Figure content listings
>>>
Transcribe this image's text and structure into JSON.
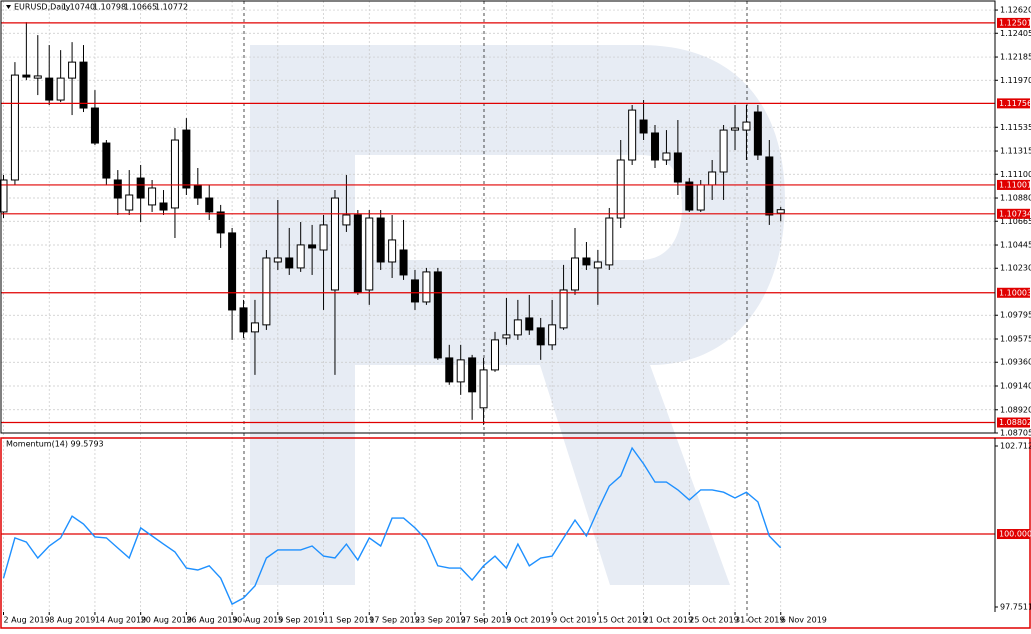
{
  "chart_data": [
    {
      "type": "candlestick",
      "title": "EURUSD,Daily",
      "header_values": [
        "1.10740",
        "1.10798",
        "1.10665",
        "1.10772"
      ],
      "categories": [
        "2 Aug 2019",
        null,
        null,
        null,
        "8 Aug 2019",
        null,
        null,
        null,
        "14 Aug 2019",
        null,
        null,
        null,
        "20 Aug 2019",
        null,
        null,
        null,
        "26 Aug 2019",
        null,
        null,
        null,
        "30 Aug 2019",
        null,
        null,
        null,
        "5 Sep 2019",
        null,
        null,
        null,
        "11 Sep 2019",
        null,
        null,
        null,
        "17 Sep 2019",
        null,
        null,
        null,
        "23 Sep 2019",
        null,
        null,
        null,
        "27 Sep 2019",
        null,
        null,
        null,
        "3 Oct 2019",
        null,
        null,
        null,
        "9 Oct 2019",
        null,
        null,
        null,
        "15 Oct 2019",
        null,
        null,
        null,
        "21 Oct 2019",
        null,
        null,
        null,
        "25 Oct 2019",
        null,
        null,
        null,
        "31 Oct 2019",
        null,
        null,
        null,
        "6 Nov 2019"
      ],
      "open": [
        1.10751,
        1.11047,
        1.12018,
        1.1199,
        1.1199,
        1.11787,
        1.1199,
        1.12138,
        1.11713,
        1.11389,
        1.11047,
        1.10769,
        1.11065,
        1.10816,
        1.10834,
        1.10788,
        1.11509,
        1.11001,
        1.1088,
        1.10751,
        1.10557,
        1.09863,
        1.09641,
        1.09706,
        1.10288,
        1.10325,
        1.10233,
        1.10446,
        1.10399,
        1.10029,
        1.10631,
        1.10723,
        1.10029,
        1.10695,
        1.10288,
        1.10399,
        1.10122,
        1.09918,
        1.10196,
        1.094,
        1.09178,
        1.094,
        1.08938,
        1.09289,
        1.09585,
        1.09613,
        1.0977,
        1.09678,
        1.09521,
        1.09678,
        1.10029,
        1.10325,
        1.10233,
        1.10261,
        1.10695,
        1.11232,
        1.11602,
        1.11482,
        1.11232,
        1.11297,
        1.11028,
        1.10769,
        1.11001,
        1.11121,
        1.11509,
        1.11509,
        1.11676,
        1.1126,
        1.1074
      ],
      "high": [
        1.11093,
        1.12138,
        1.12508,
        1.12388,
        1.12296,
        1.12249,
        1.12323,
        1.12296,
        1.11879,
        1.11417,
        1.11139,
        1.11139,
        1.11186,
        1.11047,
        1.10954,
        1.11528,
        1.1162,
        1.11158,
        1.11001,
        1.10816,
        1.10603,
        1.09937,
        1.09937,
        1.10399,
        1.10862,
        1.10603,
        1.10658,
        1.10631,
        1.10723,
        1.10954,
        1.11093,
        1.10769,
        1.10769,
        1.10769,
        1.10723,
        1.10677,
        1.10214,
        1.10233,
        1.10233,
        1.09521,
        1.09521,
        1.09428,
        1.094,
        1.09641,
        1.09955,
        1.09937,
        1.09983,
        1.0977,
        1.09937,
        1.10261,
        1.10603,
        1.10473,
        1.10399,
        1.10788,
        1.11417,
        1.11741,
        1.11787,
        1.11556,
        1.11509,
        1.11602,
        1.11065,
        1.11047,
        1.11232,
        1.11556,
        1.11741,
        1.11741,
        1.11741,
        1.11417,
        1.10798
      ],
      "low": [
        1.10695,
        1.11001,
        1.11972,
        1.11833,
        1.11741,
        1.11768,
        1.11648,
        1.11676,
        1.11371,
        1.11001,
        1.10723,
        1.10723,
        1.10658,
        1.10751,
        1.10723,
        1.1051,
        1.10908,
        1.10816,
        1.10677,
        1.10418,
        1.09567,
        1.09585,
        1.09243,
        1.09659,
        1.10214,
        1.10168,
        1.10196,
        1.10168,
        1.09844,
        1.09243,
        1.10566,
        1.09983,
        1.09891,
        1.10214,
        1.1014,
        1.10122,
        1.09844,
        1.09891,
        1.09382,
        1.09151,
        1.09058,
        1.08827,
        1.08781,
        1.09271,
        1.09521,
        1.09567,
        1.09613,
        1.09382,
        1.09474,
        1.09659,
        1.09983,
        1.10214,
        1.09891,
        1.10214,
        1.10603,
        1.11186,
        1.11417,
        1.11158,
        1.11186,
        1.10908,
        1.10751,
        1.10751,
        1.10862,
        1.10862,
        1.11324,
        1.11232,
        1.11232,
        1.10631,
        1.10665
      ],
      "close": [
        1.11047,
        1.12018,
        1.12,
        1.1201,
        1.11787,
        1.1199,
        1.12138,
        1.11713,
        1.11389,
        1.11065,
        1.1088,
        1.10908,
        1.1088,
        1.10973,
        1.10769,
        1.11417,
        1.10973,
        1.1088,
        1.10751,
        1.10557,
        1.09844,
        1.09641,
        1.09724,
        1.10325,
        1.10325,
        1.10233,
        1.10446,
        1.10418,
        1.10631,
        1.1088,
        1.10723,
        1.10011,
        1.10695,
        1.10288,
        1.10492,
        1.10168,
        1.09918,
        1.10196,
        1.094,
        1.09178,
        1.09382,
        1.09086,
        1.09289,
        1.09567,
        1.09613,
        1.09752,
        1.09659,
        1.09521,
        1.09706,
        1.10029,
        1.10325,
        1.10261,
        1.10288,
        1.10695,
        1.11232,
        1.11694,
        1.11482,
        1.11232,
        1.11297,
        1.11028,
        1.10769,
        1.11001,
        1.11121,
        1.11509,
        1.11528,
        1.11583,
        1.11278,
        1.10723,
        1.10772
      ],
      "ylim": [
        1.08705,
        1.12713
      ],
      "yticks": [
        {
          "value": 1.1262,
          "label": "1.12620"
        },
        {
          "value": 1.12405,
          "label": "1.12405"
        },
        {
          "value": 1.12185,
          "label": "1.12185"
        },
        {
          "value": 1.1197,
          "label": "1.11970"
        },
        {
          "value": 1.11535,
          "label": "1.11535"
        },
        {
          "value": 1.11315,
          "label": "1.11315"
        },
        {
          "value": 1.111,
          "label": "1.11100"
        },
        {
          "value": 1.1088,
          "label": "1.10880"
        },
        {
          "value": 1.10665,
          "label": "1.10665"
        },
        {
          "value": 1.10445,
          "label": "1.10445"
        },
        {
          "value": 1.1023,
          "label": "1.10230"
        },
        {
          "value": 1.09795,
          "label": "1.09795"
        },
        {
          "value": 1.09575,
          "label": "1.09575"
        },
        {
          "value": 1.0936,
          "label": "1.09360"
        },
        {
          "value": 1.0914,
          "label": "1.09140"
        },
        {
          "value": 1.0892,
          "label": "1.08920"
        },
        {
          "value": 1.08705,
          "label": "1.08705"
        }
      ],
      "levels": [
        {
          "value": 1.12501,
          "label": "1.12501"
        },
        {
          "value": 1.11756,
          "label": "1.11756"
        },
        {
          "value": 1.11001,
          "label": "1.11001"
        },
        {
          "value": 1.10734,
          "label": "1.10734"
        },
        {
          "value": 1.10003,
          "label": "1.10003"
        },
        {
          "value": 1.08802,
          "label": "1.08802"
        }
      ],
      "grid": true,
      "colors": {
        "up": "#ffffff",
        "down": "#000000",
        "level": "#e00000"
      }
    },
    {
      "type": "line",
      "title": "Momentum(14) 99.5793",
      "values": [
        98.64,
        99.88,
        99.75,
        99.26,
        99.63,
        99.88,
        100.55,
        100.31,
        99.91,
        99.88,
        99.57,
        99.26,
        100.19,
        99.94,
        99.69,
        99.45,
        98.95,
        98.89,
        99.02,
        98.64,
        97.84,
        98.03,
        98.4,
        99.26,
        99.51,
        99.51,
        99.51,
        99.63,
        99.32,
        99.26,
        99.69,
        99.2,
        99.88,
        99.63,
        100.49,
        100.49,
        100.19,
        99.82,
        99.02,
        98.95,
        98.95,
        98.58,
        99.02,
        99.32,
        98.95,
        99.69,
        99.02,
        99.26,
        99.32,
        99.88,
        100.43,
        99.94,
        100.74,
        101.48,
        101.79,
        102.65,
        102.16,
        101.6,
        101.6,
        101.36,
        101.05,
        101.36,
        101.36,
        101.29,
        101.11,
        101.29,
        100.99,
        99.94,
        99.5793
      ],
      "color": "#1e90ff",
      "ylim": [
        97.289,
        102.897
      ],
      "yticks": [
        102.712,
        97.7511
      ],
      "levels": [
        {
          "value": 100,
          "label": "100.0000"
        }
      ],
      "level_color": "#e00000"
    }
  ]
}
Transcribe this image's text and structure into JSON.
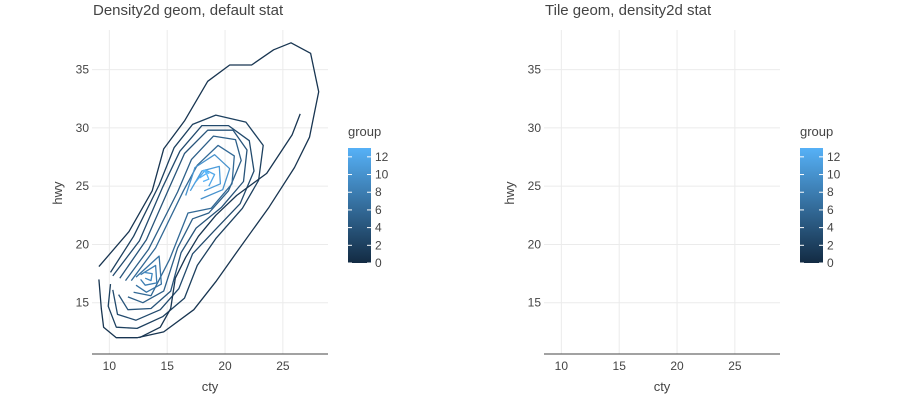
{
  "chart_data": [
    {
      "type": "contour",
      "title": "Density2d geom, default stat",
      "xlabel": "cty",
      "ylabel": "hwy",
      "xlim": [
        8.5,
        28.9
      ],
      "ylim": [
        10.6,
        38.4
      ],
      "xticks": [
        10,
        15,
        20,
        25
      ],
      "yticks": [
        15,
        20,
        25,
        30,
        35
      ],
      "grid": true,
      "legend": {
        "title": "group",
        "placement": "right",
        "ticks": [
          0,
          2,
          4,
          6,
          8,
          10,
          12
        ],
        "range": [
          0,
          13
        ],
        "color_low": "#132b43",
        "color_high": "#56b1f7"
      },
      "contours": [
        {
          "group": 1,
          "points": [
            [
              9.1,
              18.1
            ],
            [
              11.7,
              21.1
            ],
            [
              13.7,
              24.6
            ],
            [
              14.7,
              28.2
            ],
            [
              16.5,
              30.6
            ],
            [
              18.5,
              34
            ],
            [
              20.4,
              35.4
            ],
            [
              22.3,
              35.4
            ],
            [
              24.2,
              36.7
            ],
            [
              25.7,
              37.3
            ],
            [
              27.4,
              36.4
            ],
            [
              28.1,
              33.1
            ],
            [
              27.3,
              29.2
            ],
            [
              26,
              26.6
            ],
            [
              23.8,
              23.2
            ],
            [
              21.2,
              19.6
            ],
            [
              19.2,
              16.8
            ],
            [
              17.3,
              14.4
            ],
            [
              14.7,
              12.5
            ],
            [
              12.4,
              12
            ],
            [
              10.6,
              12
            ],
            [
              9.5,
              12.9
            ],
            [
              9.3,
              14.5
            ],
            [
              9.1,
              17
            ]
          ]
        },
        {
          "group": 2,
          "points": [
            [
              10.1,
              17.6
            ],
            [
              12.1,
              20.7
            ],
            [
              14.3,
              25.1
            ],
            [
              15.6,
              28.3
            ],
            [
              17.2,
              30.3
            ],
            [
              19.2,
              31.1
            ],
            [
              21.8,
              30.5
            ],
            [
              23.3,
              28.5
            ],
            [
              22.9,
              25.5
            ],
            [
              21.5,
              23.1
            ],
            [
              19.2,
              20.5
            ],
            [
              17.6,
              18.2
            ],
            [
              16.5,
              15.4
            ],
            [
              14.6,
              13.8
            ],
            [
              12.4,
              12.8
            ],
            [
              10.6,
              12.9
            ],
            [
              9.9,
              14.7
            ],
            [
              10.1,
              16.6
            ]
          ]
        },
        {
          "group": 3,
          "points": [
            [
              10.3,
              17.3
            ],
            [
              12.6,
              20.3
            ],
            [
              14.6,
              24.9
            ],
            [
              16.1,
              28
            ],
            [
              18,
              30.2
            ],
            [
              20.3,
              30.2
            ],
            [
              22.1,
              28.9
            ],
            [
              22.5,
              26.3
            ],
            [
              21.3,
              23.5
            ],
            [
              19,
              21.1
            ],
            [
              17.2,
              19.2
            ],
            [
              16,
              16.2
            ],
            [
              14.4,
              14.4
            ],
            [
              12.3,
              13.5
            ],
            [
              10.7,
              14
            ],
            [
              10.3,
              16.1
            ]
          ]
        },
        {
          "group": 4,
          "points": [
            [
              10.9,
              17.1
            ],
            [
              13.2,
              20.4
            ],
            [
              15.2,
              24.9
            ],
            [
              16.5,
              27.8
            ],
            [
              18.5,
              29.8
            ],
            [
              20.7,
              29.8
            ],
            [
              21.9,
              28.1
            ],
            [
              21.6,
              25.4
            ],
            [
              19.7,
              23.2
            ],
            [
              17.5,
              21.4
            ],
            [
              16.2,
              19.3
            ],
            [
              15.3,
              16
            ],
            [
              13.6,
              14.5
            ],
            [
              11.6,
              14.4
            ],
            [
              10.8,
              15.7
            ]
          ]
        },
        {
          "group": 5,
          "points": [
            [
              11.4,
              16.9
            ],
            [
              13.4,
              19.6
            ],
            [
              15.9,
              24.5
            ],
            [
              17.1,
              27.3
            ],
            [
              19,
              29.3
            ],
            [
              20.9,
              29
            ],
            [
              21.4,
              27.2
            ],
            [
              20.3,
              24.6
            ],
            [
              18.6,
              22.7
            ],
            [
              17.2,
              22.2
            ],
            [
              15.9,
              19.7
            ],
            [
              14.7,
              16
            ],
            [
              12.9,
              15
            ],
            [
              11.6,
              15.5
            ]
          ]
        },
        {
          "group": 6,
          "points": [
            [
              11.9,
              16.9
            ],
            [
              14,
              19.7
            ],
            [
              16.4,
              24.6
            ],
            [
              17.6,
              26.8
            ],
            [
              19.4,
              28.5
            ],
            [
              20.8,
              27.6
            ],
            [
              20.6,
              25.2
            ],
            [
              18.8,
              23.1
            ],
            [
              16.8,
              22.7
            ],
            [
              15.2,
              18.7
            ],
            [
              13.6,
              15.6
            ],
            [
              12.1,
              15.9
            ]
          ]
        },
        {
          "group": 7,
          "points": [
            [
              12.3,
              17.2
            ],
            [
              14.3,
              19
            ],
            [
              14.5,
              16.6
            ],
            [
              13.2,
              15.9
            ],
            [
              12.3,
              16.5
            ]
          ]
        },
        {
          "group": 8,
          "points": [
            [
              12.7,
              17.4
            ],
            [
              14,
              18.2
            ],
            [
              14.1,
              16.7
            ],
            [
              13.1,
              16.5
            ],
            [
              12.7,
              17
            ]
          ]
        },
        {
          "group": 9,
          "points": [
            [
              13,
              17.6
            ],
            [
              13.7,
              17.5
            ],
            [
              13.6,
              16.9
            ],
            [
              13.1,
              17.1
            ]
          ]
        },
        {
          "group": 10,
          "points": [
            [
              16.6,
              24.2
            ],
            [
              17.4,
              26.6
            ],
            [
              19.1,
              27.7
            ],
            [
              20.4,
              26.5
            ],
            [
              19.8,
              24.7
            ],
            [
              17.9,
              23.9
            ]
          ]
        },
        {
          "group": 11,
          "points": [
            [
              17,
              24.6
            ],
            [
              18,
              26.3
            ],
            [
              19.5,
              26.7
            ],
            [
              19.6,
              25.2
            ],
            [
              18.2,
              24.6
            ]
          ]
        },
        {
          "group": 12,
          "points": [
            [
              17.4,
              25.3
            ],
            [
              18.3,
              26.4
            ],
            [
              19.1,
              26
            ],
            [
              18.6,
              25
            ]
          ]
        },
        {
          "group": 13,
          "points": [
            [
              17.8,
              25.7
            ],
            [
              18.4,
              26.1
            ],
            [
              18.6,
              25.6
            ],
            [
              18.1,
              25.4
            ]
          ]
        },
        {
          "group": 14,
          "points": [
            [
              18.2,
              26.4
            ],
            [
              18.6,
              26.1
            ],
            [
              18.3,
              26.2
            ],
            [
              18.1,
              26.4
            ]
          ]
        },
        {
          "group": 1,
          "points": [
            [
              12.6,
              12
            ],
            [
              14.4,
              12.9
            ],
            [
              15.3,
              14.5
            ],
            [
              15.7,
              17.1
            ],
            [
              16.6,
              18.9
            ],
            [
              17.7,
              20.7
            ],
            [
              19.2,
              22.5
            ],
            [
              21,
              24.2
            ],
            [
              23.6,
              26.1
            ],
            [
              25.8,
              29.4
            ],
            [
              26.5,
              31.2
            ]
          ]
        }
      ]
    },
    {
      "type": "heatmap",
      "title": "Tile geom, density2d stat",
      "xlabel": "cty",
      "ylabel": "hwy",
      "xlim": [
        8.5,
        28.9
      ],
      "ylim": [
        10.6,
        38.4
      ],
      "xticks": [
        10,
        15,
        20,
        25
      ],
      "yticks": [
        15,
        20,
        25,
        30,
        35
      ],
      "grid": true,
      "legend": {
        "title": "group",
        "placement": "right",
        "ticks": [
          0,
          2,
          4,
          6,
          8,
          10,
          12
        ],
        "range": [
          0,
          13
        ],
        "color_low": "#132b43",
        "color_high": "#56b1f7"
      }
    }
  ]
}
<<<
▶ YOUR OBJECTIVE
Track down the lines that include the word "geom" and copy them.

▶ RESULT FOR THIS EXERCISE
      "title": "Density2d geom, default stat",
      "title": "Tile geom, density2d stat",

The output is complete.